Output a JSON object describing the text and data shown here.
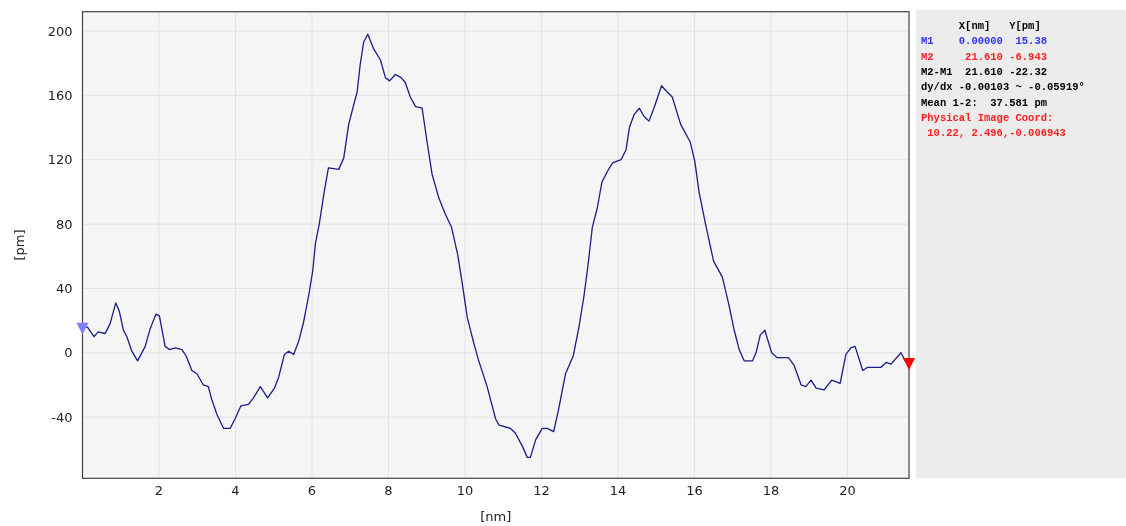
{
  "chart_data": {
    "type": "line",
    "xlabel": "[nm]",
    "ylabel": "[pm]",
    "xlim": [
      0,
      21.61
    ],
    "ylim": [
      -78,
      212
    ],
    "xticks": [
      2,
      4,
      6,
      8,
      10,
      12,
      14,
      16,
      18,
      20
    ],
    "yticks": [
      -40,
      0,
      40,
      80,
      120,
      160,
      200
    ],
    "grid": true,
    "series": [
      {
        "color": "#1c1c8a",
        "marker": "none",
        "x": [
          0,
          0.13,
          0.3,
          0.41,
          0.59,
          0.72,
          0.87,
          0.96,
          1.07,
          1.16,
          1.29,
          1.44,
          1.64,
          1.77,
          1.92,
          2.01,
          2.16,
          2.27,
          2.42,
          2.6,
          2.71,
          2.86,
          2.99,
          3.16,
          3.29,
          3.38,
          3.51,
          3.69,
          3.86,
          3.99,
          4.14,
          4.34,
          4.47,
          4.65,
          4.84,
          5.02,
          5.13,
          5.28,
          5.39,
          5.52,
          5.65,
          5.78,
          5.91,
          6.02,
          6.09,
          6.19,
          6.32,
          6.43,
          6.7,
          6.83,
          6.96,
          7.09,
          7.18,
          7.26,
          7.35,
          7.46,
          7.61,
          7.79,
          7.92,
          8.03,
          8.18,
          8.33,
          8.44,
          8.57,
          8.71,
          8.88,
          9.01,
          9.14,
          9.32,
          9.49,
          9.65,
          9.81,
          9.93,
          10.06,
          10.23,
          10.36,
          10.58,
          10.8,
          10.89,
          11.19,
          11.32,
          11.5,
          11.63,
          11.71,
          11.85,
          12.02,
          12.15,
          12.32,
          12.45,
          12.63,
          12.83,
          12.98,
          13.11,
          13.22,
          13.33,
          13.46,
          13.58,
          13.73,
          13.86,
          14.08,
          14.21,
          14.3,
          14.42,
          14.56,
          14.68,
          14.81,
          14.94,
          15.14,
          15.25,
          15.42,
          15.64,
          15.89,
          16.01,
          16.12,
          16.29,
          16.5,
          16.73,
          16.9,
          17.04,
          17.17,
          17.3,
          17.52,
          17.61,
          17.72,
          17.84,
          18.02,
          18.16,
          18.3,
          18.46,
          18.61,
          18.79,
          18.91,
          19.05,
          19.18,
          19.39,
          19.59,
          19.81,
          19.96,
          20.09,
          20.2,
          20.4,
          20.53,
          20.88,
          21.01,
          21.14,
          21.4,
          21.51,
          21.61
        ],
        "values": [
          16,
          16,
          10,
          13,
          12,
          18,
          31,
          26,
          14,
          10,
          1,
          -5,
          4,
          15,
          24,
          23,
          4,
          2,
          3,
          2,
          -2,
          -11,
          -13,
          -20,
          -21,
          -29,
          -38,
          -47,
          -47,
          -41,
          -33,
          -32,
          -28,
          -21,
          -28,
          -22,
          -15,
          -1,
          1,
          -1,
          7,
          19,
          35,
          51,
          68,
          80,
          100,
          115,
          114,
          121,
          142,
          154,
          162,
          179,
          193,
          198,
          189,
          182,
          171,
          169,
          173,
          171,
          168,
          159,
          153,
          152,
          131,
          111,
          96,
          86,
          78,
          61,
          43,
          22,
          6,
          -5,
          -21,
          -41,
          -45,
          -47,
          -50,
          -58,
          -65,
          -65,
          -54,
          -47,
          -47,
          -49,
          -35,
          -13,
          -2,
          16,
          35,
          55,
          78,
          90,
          106,
          113,
          118,
          120,
          126,
          140,
          148,
          152,
          147,
          144,
          152,
          166,
          163,
          159,
          142,
          131,
          119,
          100,
          80,
          57,
          47,
          30,
          14,
          2,
          -5,
          -5,
          0,
          11,
          14,
          0,
          -3,
          -3,
          -3,
          -8,
          -20,
          -21,
          -17,
          -22,
          -23,
          -17,
          -19,
          -1,
          3,
          4,
          -11,
          -9,
          -9,
          -6,
          -7,
          0,
          -5,
          -7
        ]
      },
      {
        "type": "scatter",
        "color": "#7f7fff",
        "marker": "triangle",
        "x": [
          0
        ],
        "values": [
          15
        ]
      },
      {
        "type": "scatter",
        "color": "#ff0000",
        "marker": "triangle",
        "x": [
          21.61
        ],
        "values": [
          -7
        ]
      }
    ],
    "annotations": [
      "      X[nm]   Y[pm]",
      "M1    0.00000  15.38",
      "M2     21.610 -6.943",
      "M2-M1  21.610 -22.32",
      "dy/dx -0.00103 ~ -0.05919°",
      "Mean 1-2:  37.581 pm",
      "Physical Image Coord:",
      " 10.22, 2.496,-0.006943"
    ]
  }
}
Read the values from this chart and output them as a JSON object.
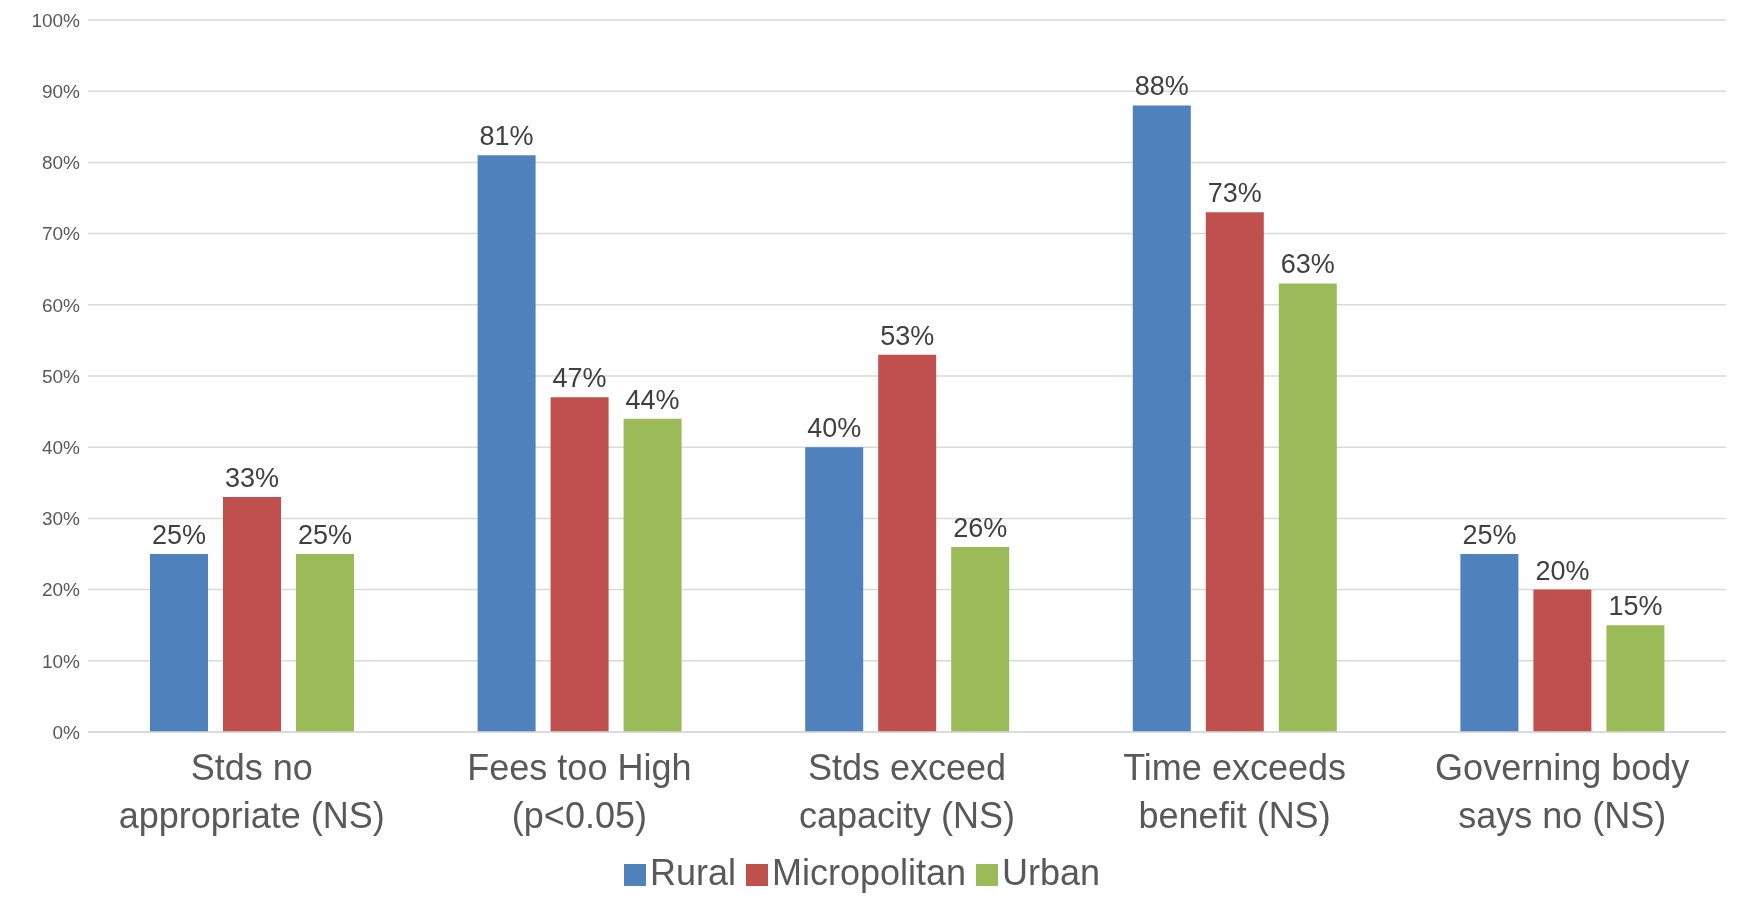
{
  "chart_data": {
    "type": "bar",
    "categories": [
      "Stds no appropriate (NS)",
      "Fees too High (p<0.05)",
      "Stds exceed capacity (NS)",
      "Time exceeds benefit (NS)",
      "Governing body says no (NS)"
    ],
    "series": [
      {
        "name": "Rural",
        "color": "#4f81bd",
        "values": [
          25,
          81,
          40,
          88,
          25
        ],
        "value_labels": [
          "25%",
          "81%",
          "40%",
          "88%",
          "25%"
        ]
      },
      {
        "name": "Micropolitan",
        "color": "#c0504d",
        "values": [
          33,
          47,
          53,
          73,
          20
        ],
        "value_labels": [
          "33%",
          "47%",
          "53%",
          "73%",
          "20%"
        ]
      },
      {
        "name": "Urban",
        "color": "#9bbb59",
        "values": [
          25,
          44,
          26,
          63,
          15
        ],
        "value_labels": [
          "25%",
          "44%",
          "26%",
          "63%",
          "15%"
        ]
      }
    ],
    "ylim": [
      0,
      100
    ],
    "yticks": [
      {
        "value": 0,
        "label": "0%"
      },
      {
        "value": 10,
        "label": "10%"
      },
      {
        "value": 20,
        "label": "20%"
      },
      {
        "value": 30,
        "label": "30%"
      },
      {
        "value": 40,
        "label": "40%"
      },
      {
        "value": 50,
        "label": "50%"
      },
      {
        "value": 60,
        "label": "60%"
      },
      {
        "value": 70,
        "label": "70%"
      },
      {
        "value": 80,
        "label": "80%"
      },
      {
        "value": 90,
        "label": "90%"
      },
      {
        "value": 100,
        "label": "100%"
      }
    ],
    "grid": "y",
    "legend": "bottom"
  }
}
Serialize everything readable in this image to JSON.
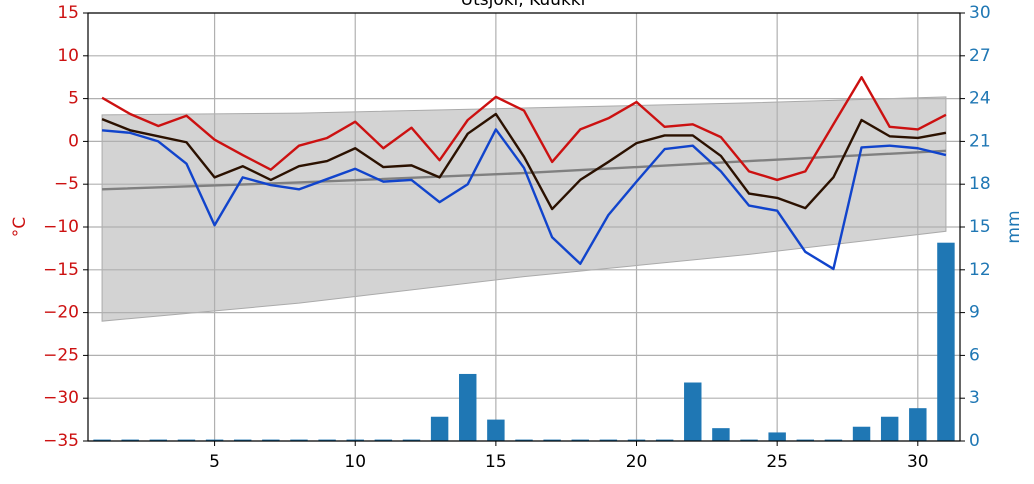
{
  "chart_data": {
    "type": "combo",
    "title": "Utsjoki, Kuukki",
    "ylabel": "°C",
    "y2label": "mm",
    "xlim": [
      0.5,
      31.5
    ],
    "xticks": [
      5,
      10,
      15,
      20,
      25,
      30
    ],
    "ylim": [
      -35,
      15
    ],
    "yticks": [
      15,
      10,
      5,
      0,
      {
        "value": -5,
        "label": "−5"
      },
      {
        "value": -10,
        "label": "−10"
      },
      {
        "value": -15,
        "label": "−15"
      },
      {
        "value": -20,
        "label": "−20"
      },
      {
        "value": -25,
        "label": "−25"
      },
      {
        "value": -30,
        "label": "−30"
      },
      {
        "value": -35,
        "label": "−35"
      }
    ],
    "y2lim": [
      0,
      30
    ],
    "y2ticks": [
      0,
      3,
      6,
      9,
      12,
      15,
      18,
      21,
      24,
      27,
      30
    ],
    "grid": true,
    "series": [
      {
        "type": "band",
        "color": "#d3d3d3",
        "x": [
          1,
          8,
          16,
          24,
          31
        ],
        "lower": [
          -21.0,
          -18.9,
          -15.8,
          -13.2,
          -10.5
        ],
        "upper": [
          3.1,
          3.3,
          3.9,
          4.5,
          5.2
        ]
      },
      {
        "type": "line",
        "color": "#808080",
        "x": [
          1,
          8,
          16,
          24,
          31
        ],
        "values": [
          -5.6,
          -4.8,
          -3.7,
          -2.3,
          -1.1
        ]
      },
      {
        "type": "bar",
        "axis": "y2",
        "color": "#1f77b4",
        "x": [
          1,
          2,
          3,
          4,
          5,
          6,
          7,
          8,
          9,
          10,
          11,
          12,
          13,
          14,
          15,
          16,
          17,
          18,
          19,
          20,
          21,
          22,
          23,
          24,
          25,
          26,
          27,
          28,
          29,
          30,
          31
        ],
        "values": [
          0.1,
          0.1,
          0.1,
          0.1,
          0.1,
          0.1,
          0.1,
          0.1,
          0.1,
          0.1,
          0.1,
          0.1,
          1.7,
          4.7,
          1.5,
          0.1,
          0.1,
          0.1,
          0.1,
          0.1,
          0.1,
          4.1,
          0.9,
          0.1,
          0.6,
          0.1,
          0.1,
          1.0,
          1.7,
          2.3,
          13.9
        ]
      },
      {
        "type": "line",
        "color": "#cc1111",
        "x": [
          1,
          2,
          3,
          4,
          5,
          6,
          7,
          8,
          9,
          10,
          11,
          12,
          13,
          14,
          15,
          16,
          17,
          18,
          19,
          20,
          21,
          22,
          23,
          24,
          25,
          26,
          27,
          28,
          29,
          30,
          31
        ],
        "values": [
          5.1,
          3.2,
          1.8,
          3.0,
          0.2,
          -1.6,
          -3.3,
          -0.5,
          0.4,
          2.3,
          -0.8,
          1.6,
          -2.2,
          2.5,
          5.2,
          3.6,
          -2.4,
          1.4,
          2.7,
          4.6,
          1.7,
          2.0,
          0.5,
          -3.5,
          -4.5,
          -3.5,
          2.0,
          7.5,
          1.7,
          1.4,
          3.1
        ]
      },
      {
        "type": "line",
        "color": "#2b1100",
        "x": [
          1,
          2,
          3,
          4,
          5,
          6,
          7,
          8,
          9,
          10,
          11,
          12,
          13,
          14,
          15,
          16,
          17,
          18,
          19,
          20,
          21,
          22,
          23,
          24,
          25,
          26,
          27,
          28,
          29,
          30,
          31
        ],
        "values": [
          2.6,
          1.3,
          0.6,
          -0.1,
          -4.2,
          -2.9,
          -4.5,
          -2.9,
          -2.3,
          -0.8,
          -3.0,
          -2.8,
          -4.2,
          0.9,
          3.2,
          -1.8,
          -7.9,
          -4.5,
          -2.4,
          -0.2,
          0.7,
          0.7,
          -1.7,
          -6.1,
          -6.6,
          -7.8,
          -4.2,
          2.5,
          0.6,
          0.4,
          1.0
        ]
      },
      {
        "type": "line",
        "color": "#1144cc",
        "x": [
          1,
          2,
          3,
          4,
          5,
          6,
          7,
          8,
          9,
          10,
          11,
          12,
          13,
          14,
          15,
          16,
          17,
          18,
          19,
          20,
          21,
          22,
          23,
          24,
          25,
          26,
          27,
          28,
          29,
          30,
          31
        ],
        "values": [
          1.3,
          1.0,
          0.0,
          -2.6,
          -9.8,
          -4.2,
          -5.1,
          -5.6,
          -4.4,
          -3.2,
          -4.7,
          -4.5,
          -7.1,
          -5.0,
          1.4,
          -3.1,
          -11.2,
          -14.3,
          -8.6,
          -4.7,
          -0.9,
          -0.5,
          -3.5,
          -7.5,
          -8.1,
          -12.9,
          -14.9,
          -0.7,
          -0.5,
          -0.8,
          -1.6
        ]
      }
    ]
  }
}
::::
EXERCISE: Work through the records line by line and tally those with the word "this". Report only the total.

RESULT BELOW: 2